What you should do —
Work through the listing below and count the lines that hold "JSON". Answer with the number alone.

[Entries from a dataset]
---

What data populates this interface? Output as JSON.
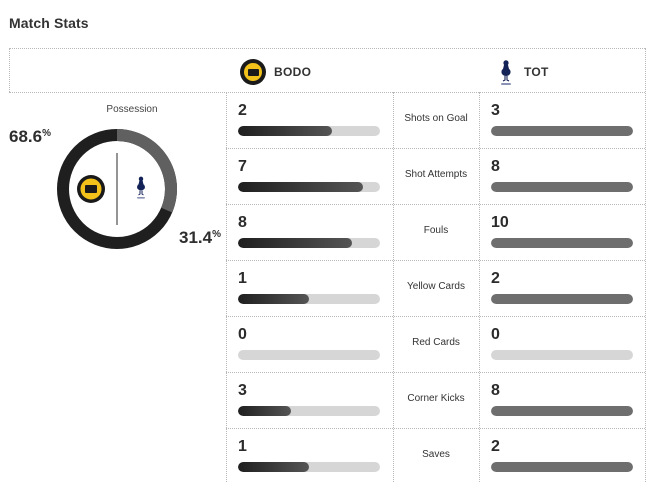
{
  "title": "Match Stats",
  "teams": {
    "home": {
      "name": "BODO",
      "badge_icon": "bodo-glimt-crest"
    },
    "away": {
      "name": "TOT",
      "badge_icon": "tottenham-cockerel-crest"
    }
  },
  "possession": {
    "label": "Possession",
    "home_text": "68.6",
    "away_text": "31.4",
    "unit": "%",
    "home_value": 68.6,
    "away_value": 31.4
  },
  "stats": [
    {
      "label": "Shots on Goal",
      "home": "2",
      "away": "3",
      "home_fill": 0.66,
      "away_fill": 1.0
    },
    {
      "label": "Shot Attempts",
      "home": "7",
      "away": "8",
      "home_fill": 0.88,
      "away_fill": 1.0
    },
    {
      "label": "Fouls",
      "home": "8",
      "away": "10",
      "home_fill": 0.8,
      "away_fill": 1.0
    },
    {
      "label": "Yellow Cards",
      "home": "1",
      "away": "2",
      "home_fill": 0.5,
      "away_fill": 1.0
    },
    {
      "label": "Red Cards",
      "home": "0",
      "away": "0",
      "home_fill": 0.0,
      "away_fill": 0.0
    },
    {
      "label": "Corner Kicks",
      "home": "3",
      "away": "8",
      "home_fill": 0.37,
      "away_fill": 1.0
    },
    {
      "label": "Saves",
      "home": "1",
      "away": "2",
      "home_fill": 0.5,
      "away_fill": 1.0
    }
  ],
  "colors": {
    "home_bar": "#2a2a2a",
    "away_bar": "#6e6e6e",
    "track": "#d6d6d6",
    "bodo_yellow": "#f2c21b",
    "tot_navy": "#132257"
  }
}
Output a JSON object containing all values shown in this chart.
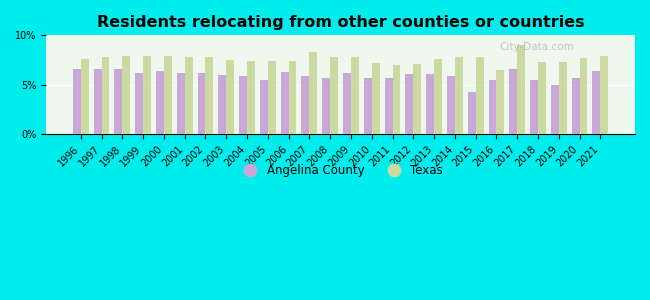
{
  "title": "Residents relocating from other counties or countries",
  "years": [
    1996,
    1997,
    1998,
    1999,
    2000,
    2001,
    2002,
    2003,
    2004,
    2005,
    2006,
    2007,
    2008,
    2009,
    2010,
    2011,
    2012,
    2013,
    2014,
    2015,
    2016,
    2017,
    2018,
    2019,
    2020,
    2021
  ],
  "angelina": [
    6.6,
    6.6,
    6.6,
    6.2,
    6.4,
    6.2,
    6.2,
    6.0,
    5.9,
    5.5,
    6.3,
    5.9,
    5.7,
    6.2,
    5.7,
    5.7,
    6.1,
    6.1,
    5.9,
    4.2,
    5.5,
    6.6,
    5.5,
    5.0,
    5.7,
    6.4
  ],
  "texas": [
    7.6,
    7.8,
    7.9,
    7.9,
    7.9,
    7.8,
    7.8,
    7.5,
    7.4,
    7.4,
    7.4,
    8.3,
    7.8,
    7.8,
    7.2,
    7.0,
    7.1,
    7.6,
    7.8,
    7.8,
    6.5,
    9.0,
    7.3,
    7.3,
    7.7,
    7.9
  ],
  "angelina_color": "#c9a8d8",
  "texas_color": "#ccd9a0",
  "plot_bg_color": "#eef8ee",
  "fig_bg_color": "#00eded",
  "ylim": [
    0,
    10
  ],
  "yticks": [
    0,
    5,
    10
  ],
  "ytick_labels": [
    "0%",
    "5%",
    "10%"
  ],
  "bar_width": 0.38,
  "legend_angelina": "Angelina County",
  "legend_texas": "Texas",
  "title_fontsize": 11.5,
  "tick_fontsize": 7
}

---

Response to the task —
2